» **WHAT YOU ARE ASKED TO DO**
Continue the text on medication-related problems in liver transplant recipients from its final sentence.

» **EXERCISE TEXT**
This study aimed to investigate the prevalence and types of MRPs in a cohort of liver transplant recipients in the outpatient setting in one of the three liver transplant centers of the Netherlands. The secondary objectives were to investigate the severity of the MRPs and the type and impact of interventions initiated by a CP to improve medication use.
This study was a retrospective, observational study conducted between September–December 2018 at the Erasmus MC University Medical Center Rotterdam, the Netherlands and was approved by the Medical Ethics Committee of the Erasmus University Medical Center (MEC-2019–0784).
Since 1986, 1271 liver transplantations have been performed in 1116 adult patients at the Erasmus University Medical Center, Rotterdam, the Netherlands. Currently, 713 liver transplantation (LTx) recipients are still alive and 671 are seen at least annually at the outpatient clinic. The other 42 recipients are lost to follow-up. Adult LTx recipients were eligible if they were scheduled for an annual, multidisciplinary medical check-up at the outpatient clinic. During this annual medical check-up, the recipient is seen by a hepatologist or specialized nurse practitioner and a social worker. Since hospital pharmacists have knowledge and experience regarding the pharmacotherapy and comorbidities of LTx recipients, a CP was added to the LTx program of the Erasmus University Medical Center in September 2018 as part of integrated patient care. A newly established 20-minute face-to-face consultation with the CP was added to the annual check-up. Patients were asked to bring their own medication and a list of prescriptions as registered by their community pharmacy. The consultation consisted of medication reconciliation and a conversation about medication, adherence, adverse drug reactions (ADRs) and drug use. Potential interventions were discussed with the patient and the hepatologist and after consensus initiated by the CP. In total, the CP spent approximately 45°minutes per patient for the preparation of the consultation, the consultation with the patient and the evaluation afterwards with the LTx team. All findings were registered in the patient’s electronic medical records for further follow-up by the hepatologist or the CP. The findings of the annual check-up were reported to the primary care physician by the hepatology department. The consulting pharmacist, MBM, completed a special training on the treatment of LTx patient’s through courses and a mentorship with a transplant hepatologist. One year after the first consultation, all MRPs and proposed interventions per patient were evaluated by the CP in the annual check-up in order to evaluate the clinical impact of the outpatient monitoring program.

(Page layout parsing data)
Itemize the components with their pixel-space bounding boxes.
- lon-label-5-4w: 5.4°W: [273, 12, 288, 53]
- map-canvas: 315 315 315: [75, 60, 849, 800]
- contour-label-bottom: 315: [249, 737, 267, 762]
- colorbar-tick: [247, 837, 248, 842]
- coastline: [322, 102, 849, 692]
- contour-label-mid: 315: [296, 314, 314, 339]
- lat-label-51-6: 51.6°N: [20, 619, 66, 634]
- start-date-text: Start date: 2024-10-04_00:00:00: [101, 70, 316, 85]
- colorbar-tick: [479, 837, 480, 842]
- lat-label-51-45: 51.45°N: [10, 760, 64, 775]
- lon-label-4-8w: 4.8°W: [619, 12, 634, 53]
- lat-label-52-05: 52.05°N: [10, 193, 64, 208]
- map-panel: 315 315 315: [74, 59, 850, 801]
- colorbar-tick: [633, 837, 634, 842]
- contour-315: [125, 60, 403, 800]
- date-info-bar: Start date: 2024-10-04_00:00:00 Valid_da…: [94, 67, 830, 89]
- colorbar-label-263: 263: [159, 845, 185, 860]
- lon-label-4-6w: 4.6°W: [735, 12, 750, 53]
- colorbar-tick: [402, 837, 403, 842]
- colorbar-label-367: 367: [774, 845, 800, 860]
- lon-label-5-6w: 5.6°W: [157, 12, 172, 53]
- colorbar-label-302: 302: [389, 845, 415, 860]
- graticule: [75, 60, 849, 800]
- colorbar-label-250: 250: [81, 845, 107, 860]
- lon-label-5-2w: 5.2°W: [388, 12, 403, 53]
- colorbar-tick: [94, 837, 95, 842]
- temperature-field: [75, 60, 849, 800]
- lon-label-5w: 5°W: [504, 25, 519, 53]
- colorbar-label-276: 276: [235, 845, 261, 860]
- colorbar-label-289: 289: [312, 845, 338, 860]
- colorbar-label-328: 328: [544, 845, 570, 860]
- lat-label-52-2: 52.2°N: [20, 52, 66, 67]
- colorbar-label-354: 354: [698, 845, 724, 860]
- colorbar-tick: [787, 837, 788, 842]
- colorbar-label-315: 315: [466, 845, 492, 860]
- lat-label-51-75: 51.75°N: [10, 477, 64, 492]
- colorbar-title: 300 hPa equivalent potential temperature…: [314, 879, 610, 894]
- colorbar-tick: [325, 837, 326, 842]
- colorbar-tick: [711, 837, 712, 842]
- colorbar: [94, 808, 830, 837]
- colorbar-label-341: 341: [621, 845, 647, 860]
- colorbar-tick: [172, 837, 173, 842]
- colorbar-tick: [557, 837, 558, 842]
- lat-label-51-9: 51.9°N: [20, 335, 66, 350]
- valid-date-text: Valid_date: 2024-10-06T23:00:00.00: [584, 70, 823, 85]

» **RESPONSE TO THE EXERCISE**
Adult LTx recipients scheduled for an annual, multidisciplinary medical check-up at the outpatient clinic between September–December 2018 were included in this analysis (Figure 1).
Socio-demographic and clinical parameters were extracted from patient’s electronic medical records in the hospital information system. The following information was collected from patient’s electronic medical records: gender, age, presence of comorbidities, reason for and date of the transplantation, information about re-transplantation, medication according to the patient’s electronic medical records in the hospital and according to the list of prescriptions distributed by their community pharmacy.
During the face-to-face consultation, the CP retrieved information about drug use reported by the patient, adherence, adverse drug reactions, untreated conditions, problems with medication use and proposed interventions. All information was registered in a data extraction file. Next, MRPs were identified by reviewing all information documented by the CP. No additional information from the patient’s electronic medical record was necessary for the assessment of the MRPs.
Assessment of Medication-Related Problems
The registered information was categorized into predefined categories of MRPs. These categories were based on the classification of the Pharmaceutical Care Network Europe (PCNE) Classification V 9.0. and the classification used by Hayward et al. that was applied in patients with cirrhosis (Pharmaceutical Care Network Europe (PCNE), 2019; Hayward et al., 2019).
Each identified MRP was categorized and for one MRP, several interventions could have been proposed. All MRPs and interventions were independently categorized by two pharmacists (MBM and SDB). Next, they compared their classifications and when dissensus existed, the panel members reviewed their own classifications and discussed these until consensus was reached.
Assessment of the Severity of the Medication-Related Problems
The severity of the MRPs was assessed with the National Coordinating Council for Medication Error Reporting and Prevention (NCC MERP) index (Hartwig et al., 1991). This classification is widely used and categorizes medication errors (for example MRPs) into nine categories (A–I) based on the severity of the related patient outcomes. The first categories (A–D) are associated with errors that caused no or potential harm to the patient. Categories (E–I) are associated with errors that caused harm or even death to the patient.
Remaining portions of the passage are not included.